── Material provided ──

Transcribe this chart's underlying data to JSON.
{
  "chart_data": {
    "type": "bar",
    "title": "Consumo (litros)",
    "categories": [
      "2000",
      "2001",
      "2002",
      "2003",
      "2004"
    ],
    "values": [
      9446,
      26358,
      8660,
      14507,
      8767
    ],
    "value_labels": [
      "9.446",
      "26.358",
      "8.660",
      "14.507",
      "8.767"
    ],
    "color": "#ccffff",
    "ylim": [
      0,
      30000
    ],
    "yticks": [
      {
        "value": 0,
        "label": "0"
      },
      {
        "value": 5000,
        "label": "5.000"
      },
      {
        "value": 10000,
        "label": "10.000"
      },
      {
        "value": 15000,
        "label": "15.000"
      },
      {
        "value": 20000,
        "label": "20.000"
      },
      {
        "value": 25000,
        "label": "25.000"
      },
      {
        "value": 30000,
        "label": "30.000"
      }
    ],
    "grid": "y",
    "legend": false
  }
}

───

The task —
Write the material out again in its entirety, exactly as shown.

Solution to this problem —
Transcribe this chart's underlying data to JSON.
{
  "chart_data": {
    "type": "bar",
    "title": "Consumo (litros)",
    "categories": [
      "2000",
      "2001",
      "2002",
      "2003",
      "2004"
    ],
    "values": [
      9446,
      26358,
      8660,
      14507,
      8767
    ],
    "value_labels": [
      "9.446",
      "26.358",
      "8.660",
      "14.507",
      "8.767"
    ],
    "color": "#ccffff",
    "ylim": [
      0,
      30000
    ],
    "yticks": [
      {
        "value": 0,
        "label": "0"
      },
      {
        "value": 5000,
        "label": "5.000"
      },
      {
        "value": 10000,
        "label": "10.000"
      },
      {
        "value": 15000,
        "label": "15.000"
      },
      {
        "value": 20000,
        "label": "20.000"
      },
      {
        "value": 25000,
        "label": "25.000"
      },
      {
        "value": 30000,
        "label": "30.000"
      }
    ],
    "grid": "y",
    "legend": false
  }
}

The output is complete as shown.